Data records:
──────
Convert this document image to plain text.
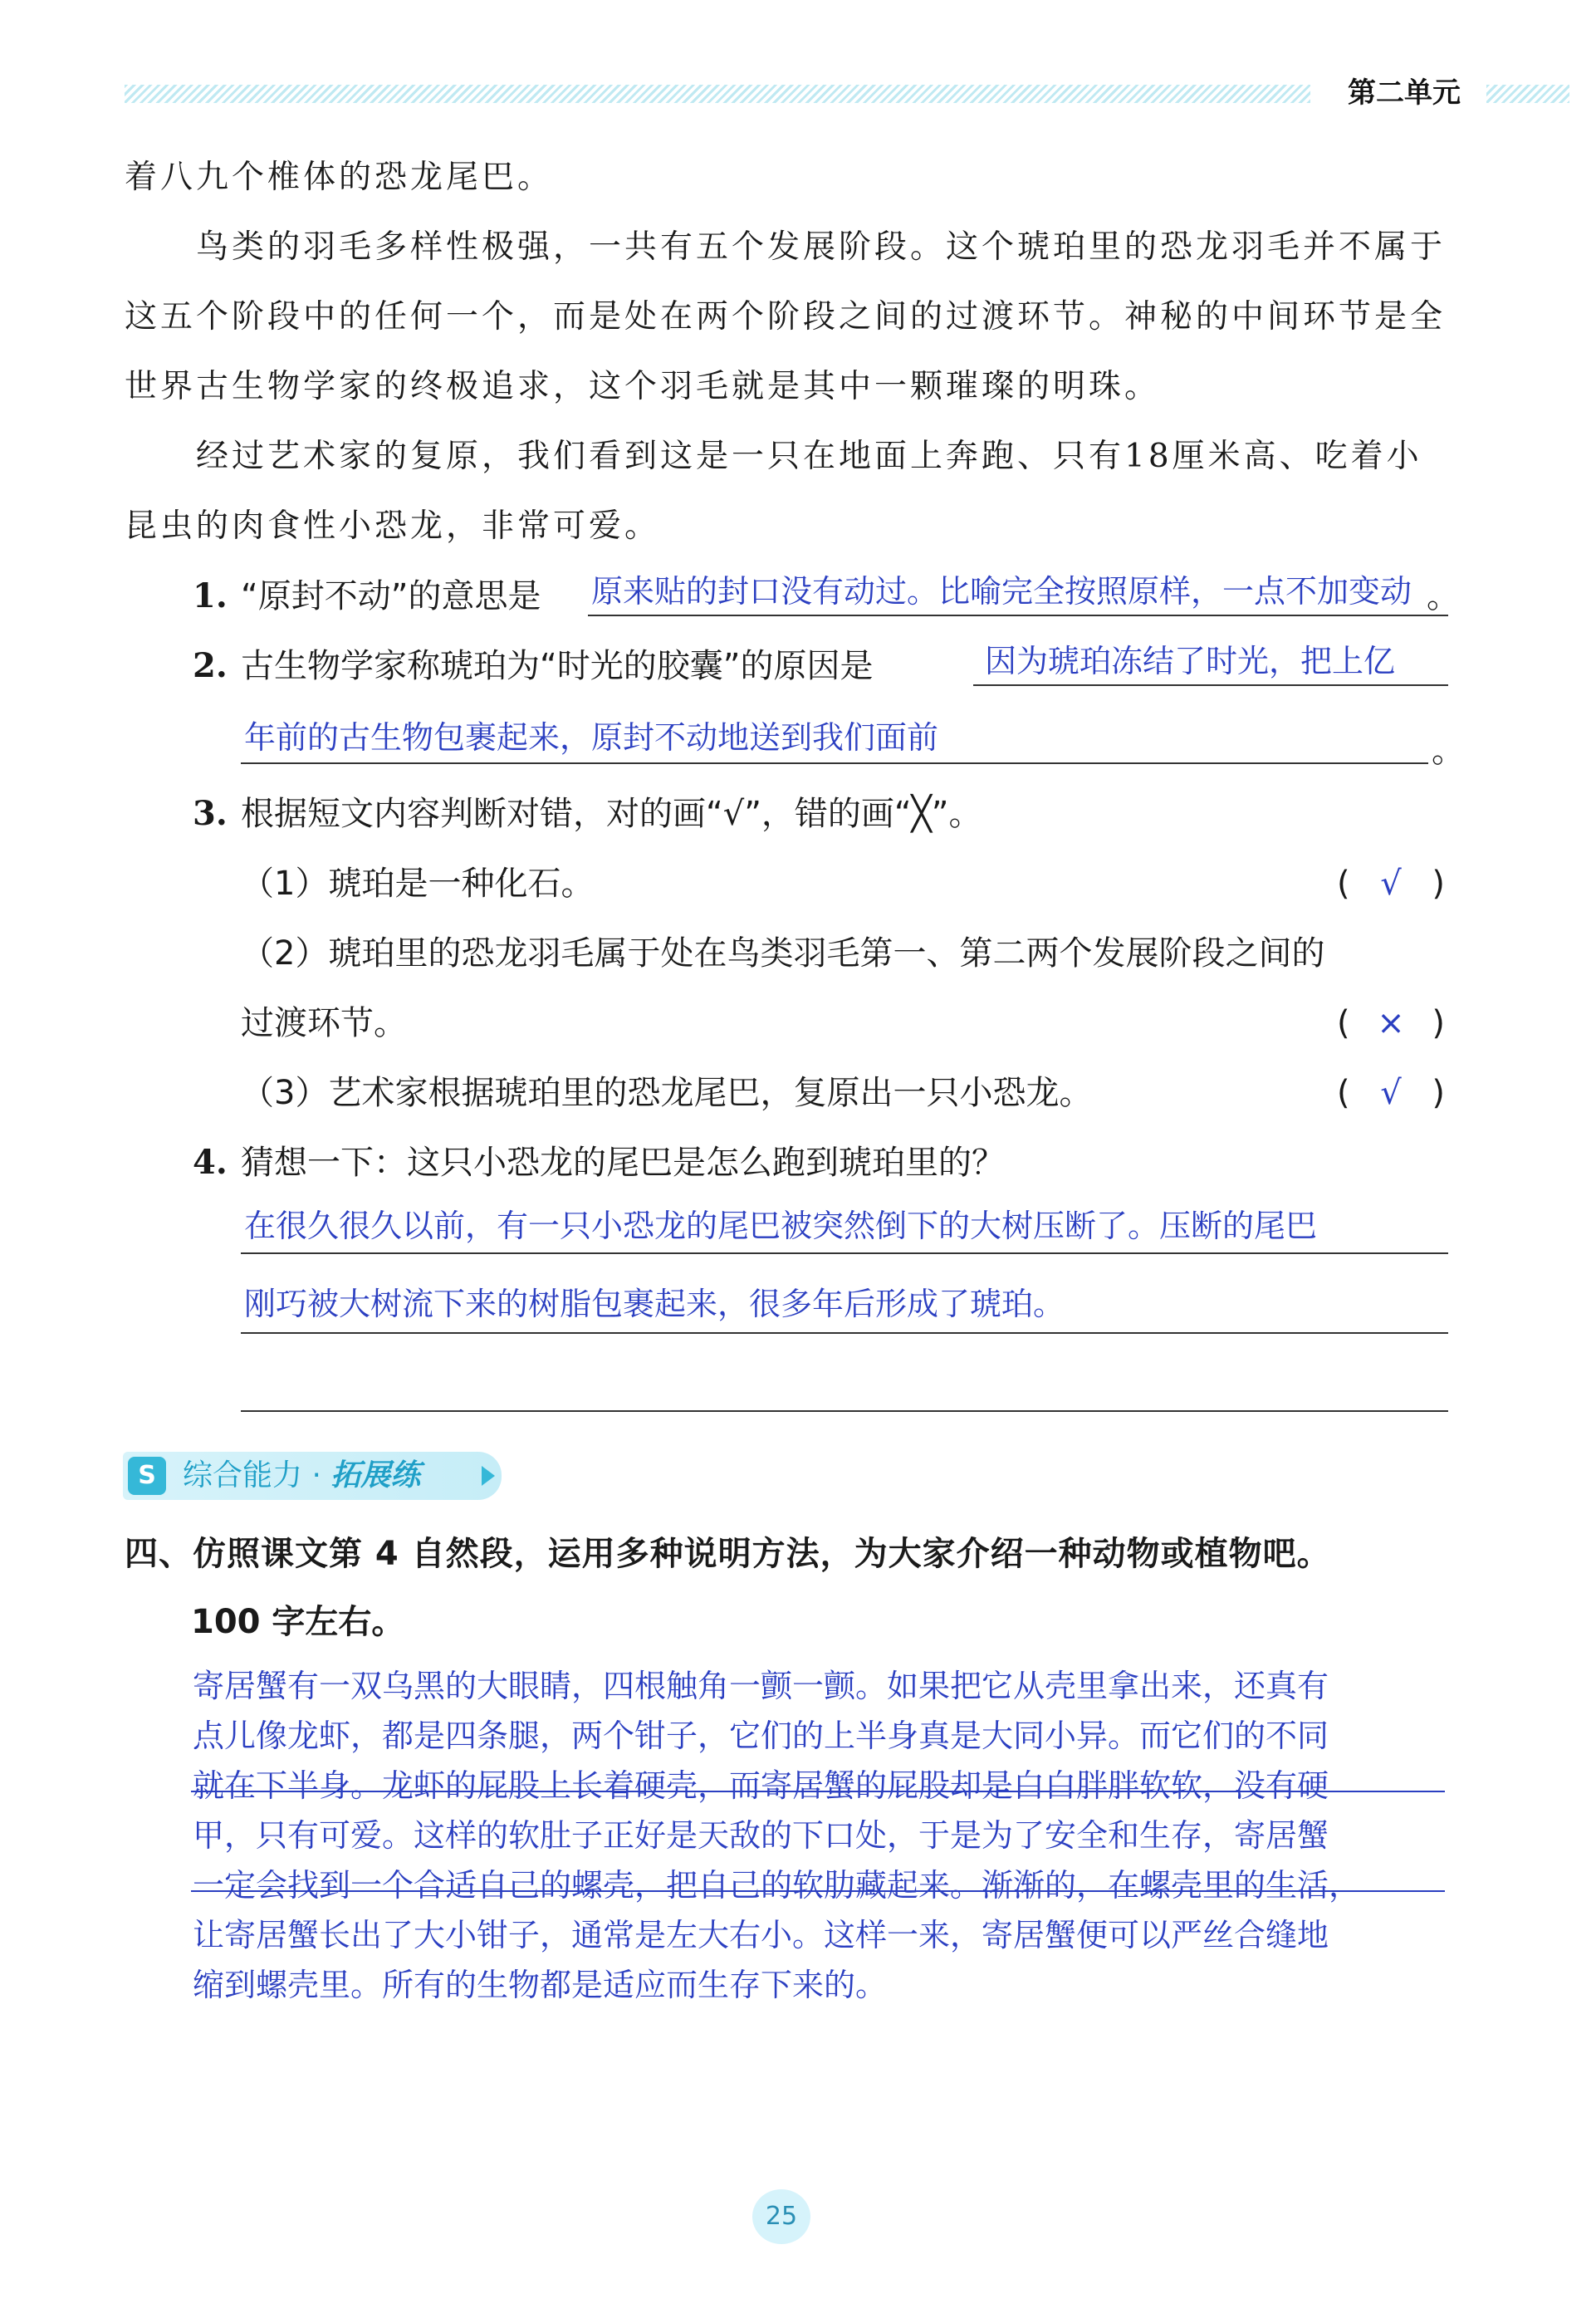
第二单元
着八九个椎体的恐龙尾巴。
鸟类的羽毛多样性极强，一共有五个发展阶段。这个琥珀里的恐龙羽毛并不属于这五个阶段中的任何一个，而是处在两个阶段之间的过渡环节。神秘的中间环节是全世界古生物学家的终极追求，这个羽毛就是其中一颗璀璨的明珠。
经过艺术家的复原，我们看到这是一只在地面上奔跑、只有18厘米高、吃着小昆虫的肉食性小恐龙，非常可爱。
1. “原封不动”的意思是 原来贴的封口没有动过。比喻完全按照原样，一点不加变动 。
2. 古生物学家称琥珀为“时光的胶囊”的原因是	因为琥珀冻结了时光，把上亿
年前的古生物包裹起来，原封不动地送到我们面前	。
3. 根据短文内容判断对错，对的画“√”，错的画“╳”。
（1）琥珀是一种化石。	( √ )
（2）琥珀里的恐龙羽毛属于处在鸟类羽毛第一、第二两个发展阶段之间的
过渡环节。	( × )
（3）艺术家根据琥珀里的恐龙尾巴，复原出一只小恐龙。	( √ )
4. 猜想一下：这只小恐龙的尾巴是怎么跑到琥珀里的？
在很久很久以前，有一只小恐龙的尾巴被突然倒下的大树压断了。压断的尾巴
刚巧被大树流下来的树脂包裹起来，很多年后形成了琥珀。
S 综合能力 · 拓展练
四、仿照课文第 4 自然段，运用多种说明方法，为大家介绍一种动物或植物吧。
100 字左右。
寄居蟹有一双乌黑的大眼睛，四根触角一颤一颤。如果把它从壳里拿出来，还真有
点儿像龙虾，都是四条腿，两个钳子，它们的上半身真是大同小异。而它们的不同
就在下半身。龙虾的屁股上长着硬壳，而寄居蟹的屁股却是白白胖胖软软，没有硬
甲，只有可爱。这样的软肚子正好是天敌的下口处，于是为了安全和生存，寄居蟹
一定会找到一个合适自己的螺壳，把自己的软肋藏起来。渐渐的，在螺壳里的生活，
让寄居蟹长出了大小钳子，通常是左大右小。这样一来，寄居蟹便可以严丝合缝地
缩到螺壳里。所有的生物都是适应而生存下来的。
25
──────
Exercise aim
Write out each entry exactly as given, but skip the pictures.

Response to this task
Convert this document image to plain text.
第二单元
着八九个椎体的恐龙尾巴。
鸟类的羽毛多样性极强，一共有五个发展阶段。这个琥珀里的恐龙羽毛并不属于这五个阶段中的任何一个，而是处在两个阶段之间的过渡环节。神秘的中间环节是全世界古生物学家的终极追求，这个羽毛就是其中一颗璀璨的明珠。
经过艺术家的复原，我们看到这是一只在地面上奔跑、只有18厘米高、吃着小昆虫的肉食性小恐龙，非常可爱。
1. “原封不动”的意思是 原来贴的封口没有动过。比喻完全按照原样，一点不加变动 。
2. 古生物学家称琥珀为“时光的胶囊”的原因是	因为琥珀冻结了时光，把上亿
年前的古生物包裹起来，原封不动地送到我们面前	。
3. 根据短文内容判断对错，对的画“√”，错的画“╳”。
（1）琥珀是一种化石。	( √ )
（2）琥珀里的恐龙羽毛属于处在鸟类羽毛第一、第二两个发展阶段之间的
过渡环节。	( × )
（3）艺术家根据琥珀里的恐龙尾巴，复原出一只小恐龙。	( √ )
4. 猜想一下：这只小恐龙的尾巴是怎么跑到琥珀里的？
在很久很久以前，有一只小恐龙的尾巴被突然倒下的大树压断了。压断的尾巴
刚巧被大树流下来的树脂包裹起来，很多年后形成了琥珀。
S 综合能力 · 拓展练
四、仿照课文第 4 自然段，运用多种说明方法，为大家介绍一种动物或植物吧。
100 字左右。
寄居蟹有一双乌黑的大眼睛，四根触角一颤一颤。如果把它从壳里拿出来，还真有
点儿像龙虾，都是四条腿，两个钳子，它们的上半身真是大同小异。而它们的不同
就在下半身。龙虾的屁股上长着硬壳，而寄居蟹的屁股却是白白胖胖软软，没有硬
甲，只有可爱。这样的软肚子正好是天敌的下口处，于是为了安全和生存，寄居蟹
一定会找到一个合适自己的螺壳，把自己的软肋藏起来。渐渐的，在螺壳里的生活，
让寄居蟹长出了大小钳子，通常是左大右小。这样一来，寄居蟹便可以严丝合缝地
缩到螺壳里。所有的生物都是适应而生存下来的。
25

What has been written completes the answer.